- _PROBLEM DETAILS_
For each line below that contains the string "Surface", copy that line.

- _SUPPLIED RECORDS_
######

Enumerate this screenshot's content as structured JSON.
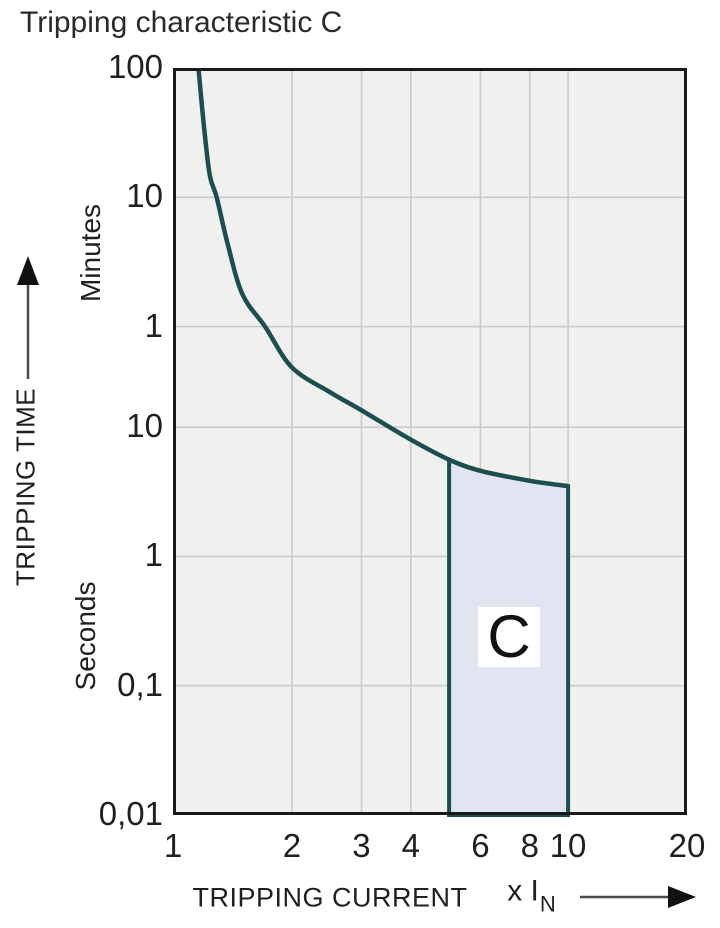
{
  "title": "Tripping characteristic C",
  "colors": {
    "curve": "#1d4e4f",
    "region_fill": "#e0e5f1",
    "plot_background": "#f0f0ee",
    "gridline": "#c9cccb",
    "frame": "#1a1a1a",
    "text": "#231f20",
    "arrow_shaft": "#4a4a4a",
    "arrow_head": "#111111"
  },
  "y_axis": {
    "title": "TRIPPING TIME",
    "unit_upper": "Minutes",
    "unit_lower": "Seconds",
    "ticks": [
      {
        "label": "100",
        "seconds": 6000
      },
      {
        "label": "10",
        "seconds": 600
      },
      {
        "label": "1",
        "seconds": 60
      },
      {
        "label": "10",
        "seconds": 10
      },
      {
        "label": "1",
        "seconds": 1
      },
      {
        "label": "0,1",
        "seconds": 0.1
      },
      {
        "label": "0,01",
        "seconds": 0.01
      }
    ]
  },
  "x_axis": {
    "title": "TRIPPING CURRENT",
    "multiplier_prefix": "x I",
    "multiplier_sub": "N",
    "ticks": [
      {
        "label": "1",
        "value": 1
      },
      {
        "label": "2",
        "value": 2
      },
      {
        "label": "3",
        "value": 3
      },
      {
        "label": "4",
        "value": 4
      },
      {
        "label": "6",
        "value": 6
      },
      {
        "label": "8",
        "value": 8
      },
      {
        "label": "10",
        "value": 10
      },
      {
        "label": "20",
        "value": 20
      }
    ]
  },
  "chart_data": {
    "type": "line",
    "title": "Tripping characteristic C",
    "x_scale": "log",
    "y_scale": "log",
    "xlabel": "TRIPPING CURRENT (x In)",
    "ylabel": "TRIPPING TIME",
    "x_domain": [
      1,
      20
    ],
    "y_domain_seconds": [
      0.01,
      6000
    ],
    "x_gridlines": [
      2,
      3,
      4,
      6,
      8,
      10
    ],
    "y_gridlines_seconds": [
      600,
      60,
      10,
      1,
      0.1
    ],
    "grid": true,
    "legend": false,
    "series": [
      {
        "name": "C tripping curve",
        "points_x_in_t_seconds": [
          [
            1.16,
            6000
          ],
          [
            1.2,
            2000
          ],
          [
            1.24,
            880
          ],
          [
            1.29,
            600
          ],
          [
            1.38,
            250
          ],
          [
            1.5,
            106
          ],
          [
            1.71,
            60
          ],
          [
            2,
            29
          ],
          [
            2.5,
            18.6
          ],
          [
            3,
            13.5
          ],
          [
            4,
            8
          ],
          [
            5,
            5.6
          ],
          [
            6,
            4.6
          ],
          [
            8,
            3.85
          ],
          [
            10,
            3.5
          ]
        ]
      }
    ],
    "trip_region": {
      "label": "C",
      "x_range": [
        5,
        10
      ],
      "bottom_seconds": 0.01,
      "top_follows_curve": true
    }
  }
}
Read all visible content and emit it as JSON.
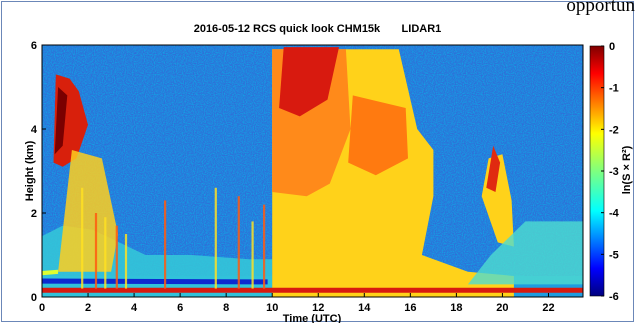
{
  "page": {
    "fragment_text": "opportun"
  },
  "chart_data": {
    "type": "heatmap",
    "title": "2016-05-12 RCS quick look CHM15k       LIDAR1",
    "xlabel": "Time (UTC)",
    "ylabel": "Height (km)",
    "xlim": [
      0,
      23.5
    ],
    "ylim": [
      0,
      6
    ],
    "x_ticks": [
      0,
      2,
      4,
      6,
      8,
      10,
      12,
      14,
      16,
      18,
      20,
      22
    ],
    "y_ticks": [
      0,
      2,
      4,
      6
    ],
    "colorbar": {
      "label": "ln(S × R²)",
      "range": [
        -6,
        0
      ],
      "ticks": [
        0,
        -1,
        -2,
        -3,
        -4,
        -5,
        -6
      ],
      "colormap": "jet"
    },
    "grid": false
  }
}
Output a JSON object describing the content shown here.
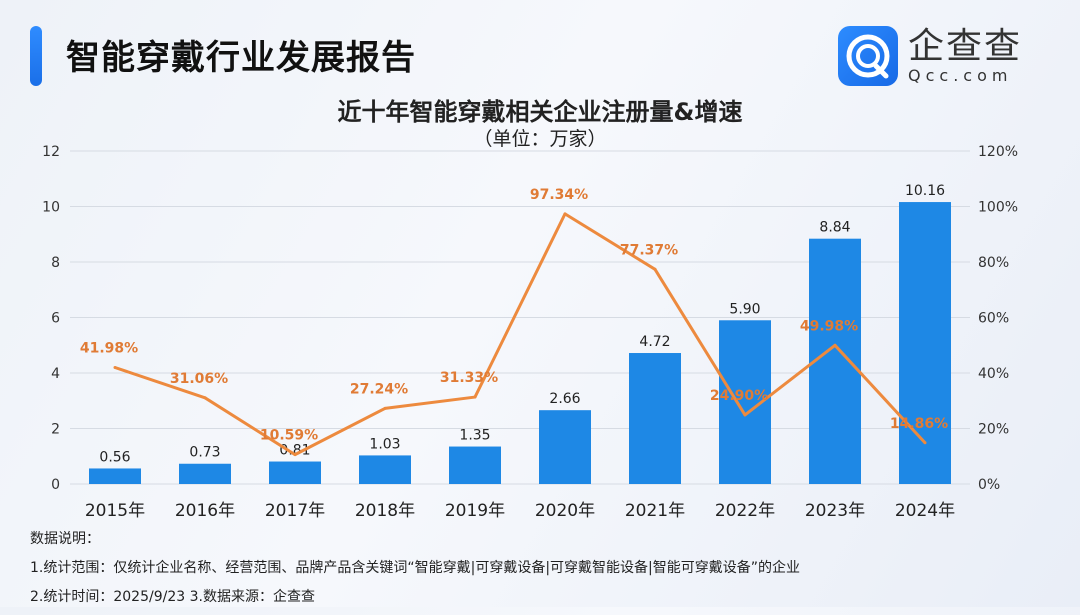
{
  "header": {
    "report_title": "智能穿戴行业发展报告",
    "logo_cn": "企查查",
    "logo_en": "Qcc.com"
  },
  "chart_data": {
    "type": "bar+line",
    "title": "近十年智能穿戴相关企业注册量&增速",
    "subtitle": "（单位：万家）",
    "categories": [
      "2015年",
      "2016年",
      "2017年",
      "2018年",
      "2019年",
      "2020年",
      "2021年",
      "2022年",
      "2023年",
      "2024年"
    ],
    "series": [
      {
        "kind": "bar",
        "axis": "left",
        "color": "#1e88e5",
        "values": [
          0.56,
          0.73,
          0.81,
          1.03,
          1.35,
          2.66,
          4.72,
          5.9,
          8.84,
          10.16
        ],
        "labels": [
          "0.56",
          "0.73",
          "0.81",
          "1.03",
          "1.35",
          "2.66",
          "4.72",
          "5.90",
          "8.84",
          "10.16"
        ]
      },
      {
        "kind": "line",
        "axis": "right",
        "color": "#ed8a3e",
        "values": [
          41.98,
          31.06,
          10.59,
          27.24,
          31.33,
          97.34,
          77.37,
          24.9,
          49.98,
          14.86
        ],
        "labels": [
          "41.98%",
          "31.06%",
          "10.59%",
          "27.24%",
          "31.33%",
          "97.34%",
          "77.37%",
          "24.90%",
          "49.98%",
          "14.86%"
        ]
      }
    ],
    "y_left": {
      "range": [
        0,
        12
      ],
      "ticks": [
        "0",
        "2",
        "4",
        "6",
        "8",
        "10",
        "12"
      ]
    },
    "y_right": {
      "range": [
        0,
        120
      ],
      "ticks": [
        "0%",
        "20%",
        "40%",
        "60%",
        "80%",
        "100%",
        "120%"
      ]
    },
    "grid": true
  },
  "notes": {
    "heading": "数据说明：",
    "line1": "1.统计范围：仅统计企业名称、经营范围、品牌产品含关键词“智能穿戴|可穿戴设备|可穿戴智能设备|智能可穿戴设备”的企业",
    "line2": " 2.统计时间：2025/9/23 3.数据来源：企查查"
  }
}
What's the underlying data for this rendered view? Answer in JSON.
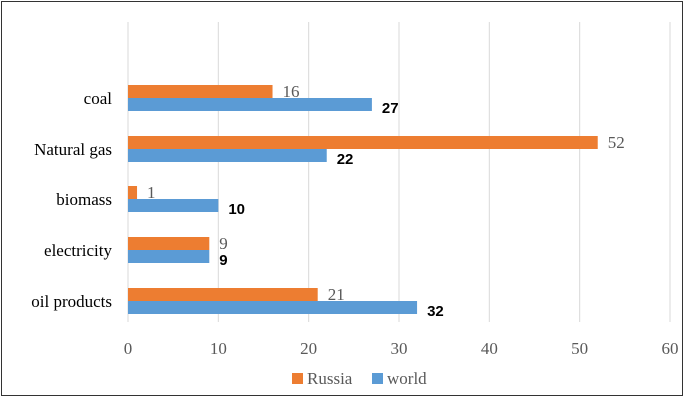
{
  "chart_data": {
    "type": "bar",
    "orientation": "horizontal",
    "categories": [
      "coal",
      "Natural gas",
      "biomass",
      "electricity",
      "oil products"
    ],
    "series": [
      {
        "name": "Russia",
        "values": [
          16,
          52,
          1,
          9,
          21
        ],
        "color": "#ED7D31"
      },
      {
        "name": "world",
        "values": [
          27,
          22,
          10,
          9,
          32
        ],
        "color": "#5B9BD5"
      }
    ],
    "xlim": [
      0,
      60
    ],
    "xticks": [
      "0",
      "10",
      "20",
      "30",
      "40",
      "50",
      "60"
    ],
    "grid": "vertical",
    "legend_position": "bottom",
    "gridline_color": "#D9D9D9"
  }
}
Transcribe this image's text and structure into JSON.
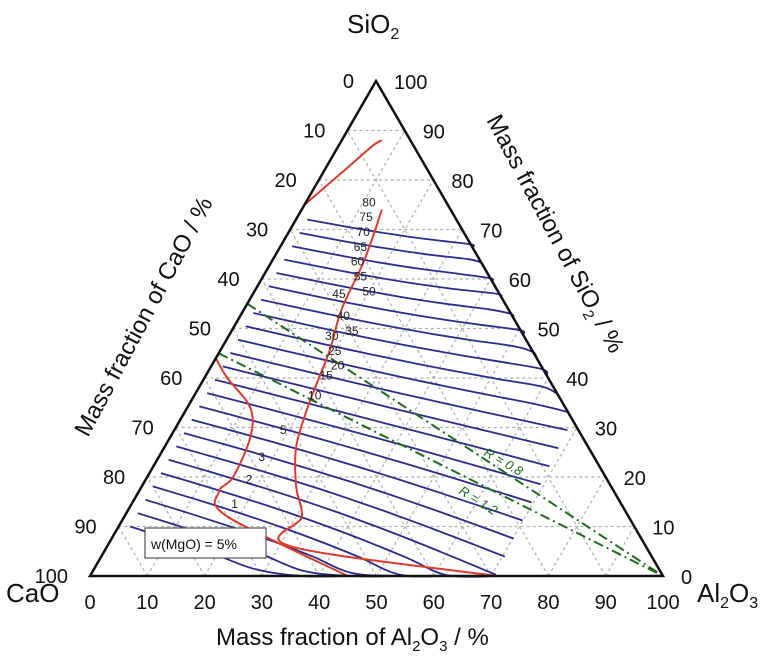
{
  "chart_data": {
    "type": "ternary",
    "vertices": {
      "top": {
        "name": "SiO",
        "sub": "2"
      },
      "left": {
        "name": "CaO"
      },
      "right": {
        "name": "Al",
        "sub1": "2",
        "mid": "O",
        "sub2": "3"
      }
    },
    "axis_titles": {
      "bottom": {
        "pre": "Mass fraction of Al",
        "s1": "2",
        "mid": "O",
        "s2": "3",
        "post": " / %"
      },
      "left": "Mass fraction of CaO / %",
      "right": {
        "pre": "Mass fraction of SiO",
        "s": "2",
        "post": " / %"
      }
    },
    "ticks": [
      "0",
      "10",
      "20",
      "30",
      "40",
      "50",
      "60",
      "70",
      "80",
      "90",
      "100"
    ],
    "grid": true,
    "legend_box": "w(MgO) = 5%",
    "iso_labels": [
      "80",
      "75",
      "70",
      "65",
      "60",
      "55",
      "50",
      "45",
      "40",
      "35",
      "30",
      "25",
      "20",
      "15",
      "10",
      "5",
      "3",
      "2",
      "1"
    ],
    "iso_label_positions": [
      {
        "label": "80",
        "sio2": 75.5,
        "al2o3": 11
      },
      {
        "label": "75",
        "sio2": 72.5,
        "al2o3": 12
      },
      {
        "label": "70",
        "sio2": 69.5,
        "al2o3": 13
      },
      {
        "label": "65",
        "sio2": 66.5,
        "al2o3": 14
      },
      {
        "label": "60",
        "sio2": 63.5,
        "al2o3": 15
      },
      {
        "label": "55",
        "sio2": 60.5,
        "al2o3": 17
      },
      {
        "label": "50",
        "sio2": 57.5,
        "al2o3": 20
      },
      {
        "label": "45",
        "sio2": 57.0,
        "al2o3": 15
      },
      {
        "label": "40",
        "sio2": 52.5,
        "al2o3": 18
      },
      {
        "label": "35",
        "sio2": 49.5,
        "al2o3": 21
      },
      {
        "label": "30",
        "sio2": 48.5,
        "al2o3": 18
      },
      {
        "label": "25",
        "sio2": 45.5,
        "al2o3": 20
      },
      {
        "label": "20",
        "sio2": 42.5,
        "al2o3": 22
      },
      {
        "label": "15",
        "sio2": 40.5,
        "al2o3": 21
      },
      {
        "label": "10",
        "sio2": 36.5,
        "al2o3": 21
      },
      {
        "label": "5",
        "sio2": 29.5,
        "al2o3": 19
      },
      {
        "label": "3",
        "sio2": 24.0,
        "al2o3": 18
      },
      {
        "label": "2",
        "sio2": 19.5,
        "al2o3": 18
      },
      {
        "label": "1",
        "sio2": 14.5,
        "al2o3": 18
      }
    ],
    "ratio_lines": [
      {
        "label": "R = 0.8",
        "start": {
          "sio2": 55,
          "al2o3": 0
        },
        "end": {
          "sio2": 0,
          "al2o3": 100
        }
      },
      {
        "label": "R = 1.2",
        "start": {
          "sio2": 45,
          "al2o3": 0
        },
        "end": {
          "sio2": 0,
          "al2o3": 100
        }
      }
    ],
    "isoline_count": 24,
    "colors": {
      "isoline": "#2b2b8c",
      "boundary": "#e03a2a",
      "ratio": "#1f6b1f",
      "grid": "#b0b0b0",
      "frame": "#111111"
    }
  }
}
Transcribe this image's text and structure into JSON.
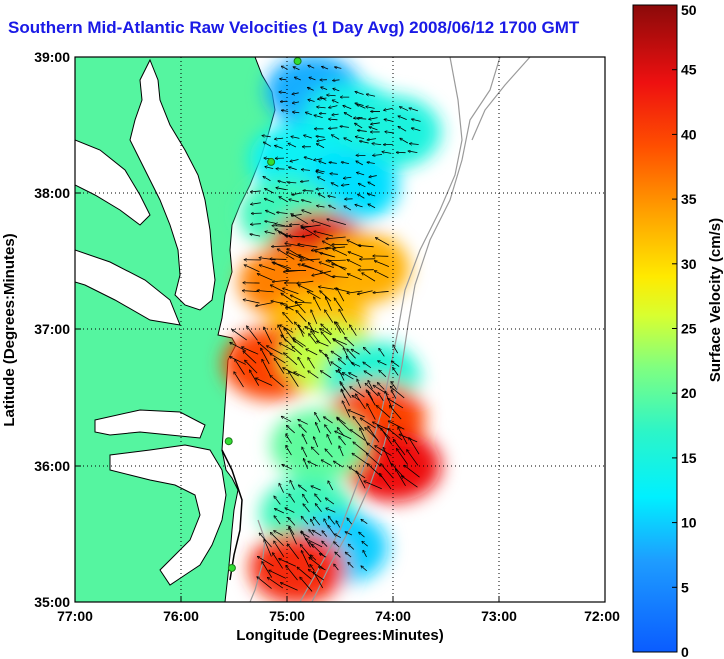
{
  "title": "Southern Mid-Atlantic Raw Velocities (1 Day Avg) 2008/06/12 1700 GMT",
  "x_axis": {
    "label": "Longitude (Degrees:Minutes)",
    "ticks": [
      "77:00",
      "76:00",
      "75:00",
      "74:00",
      "73:00",
      "72:00"
    ]
  },
  "y_axis": {
    "label": "Latitude (Degrees:Minutes)",
    "ticks": [
      "39:00",
      "38:00",
      "37:00",
      "36:00",
      "35:00"
    ]
  },
  "colorbar": {
    "label": "Surface Velocity (cm/s)",
    "range": [
      0,
      50
    ],
    "ticks": [
      "0",
      "5",
      "10",
      "15",
      "20",
      "25",
      "30",
      "35",
      "40",
      "45",
      "50"
    ]
  },
  "chart_data": {
    "type": "heatmap",
    "title": "Southern Mid-Atlantic Raw Velocities (1 Day Avg) 2008/06/12 1700 GMT",
    "xlabel": "Longitude (Degrees:Minutes)",
    "ylabel": "Latitude (Degrees:Minutes)",
    "xlim": [
      -77,
      -72
    ],
    "ylim": [
      35,
      39
    ],
    "colorbar_range": [
      0,
      50
    ],
    "colorbar_label": "Surface Velocity (cm/s)",
    "grid": true,
    "colors": {
      "land": "#55f5a0",
      "water_background": "#ffffff",
      "coastline": "#000000",
      "grid": "#000000",
      "bathymetry": "#9a9a9a",
      "stations": "#33dd33"
    },
    "stations": [
      {
        "lon": -74.9,
        "lat": 38.97
      },
      {
        "lon": -75.15,
        "lat": 38.23
      },
      {
        "lon": -75.55,
        "lat": 36.18
      },
      {
        "lon": -75.52,
        "lat": 35.25
      }
    ],
    "velocity_regions": [
      {
        "lon": -74.75,
        "lat": 38.75,
        "speed": 8
      },
      {
        "lon": -74.4,
        "lat": 38.55,
        "speed": 14
      },
      {
        "lon": -74.0,
        "lat": 38.45,
        "speed": 15
      },
      {
        "lon": -74.9,
        "lat": 38.25,
        "speed": 13
      },
      {
        "lon": -74.4,
        "lat": 38.05,
        "speed": 11
      },
      {
        "lon": -75.0,
        "lat": 37.85,
        "speed": 18
      },
      {
        "lon": -74.7,
        "lat": 37.6,
        "speed": 45
      },
      {
        "lon": -74.3,
        "lat": 37.45,
        "speed": 33
      },
      {
        "lon": -75.0,
        "lat": 37.35,
        "speed": 36
      },
      {
        "lon": -74.7,
        "lat": 37.05,
        "speed": 32
      },
      {
        "lon": -75.15,
        "lat": 36.75,
        "speed": 40
      },
      {
        "lon": -74.6,
        "lat": 36.8,
        "speed": 25
      },
      {
        "lon": -74.2,
        "lat": 36.65,
        "speed": 16
      },
      {
        "lon": -74.15,
        "lat": 36.35,
        "speed": 40
      },
      {
        "lon": -74.0,
        "lat": 36.0,
        "speed": 44
      },
      {
        "lon": -74.7,
        "lat": 36.15,
        "speed": 20
      },
      {
        "lon": -74.8,
        "lat": 35.65,
        "speed": 18
      },
      {
        "lon": -74.5,
        "lat": 35.4,
        "speed": 10
      },
      {
        "lon": -74.9,
        "lat": 35.25,
        "speed": 42
      }
    ]
  }
}
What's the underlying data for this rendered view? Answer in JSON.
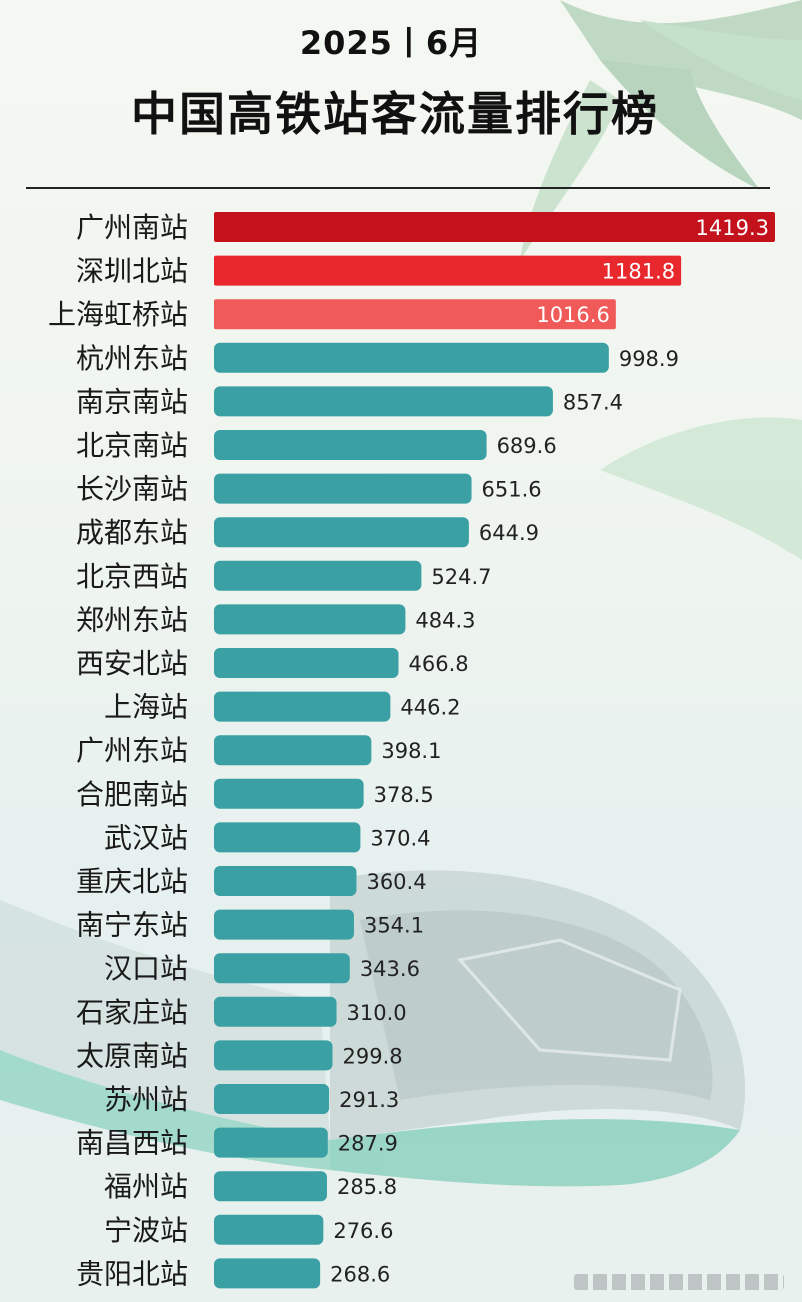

######

- _WRITTEN ANSWER_
    "label": "Surface Velocity (cm/s)",
    "colorbar_label": "Surface Velocity (cm/s)",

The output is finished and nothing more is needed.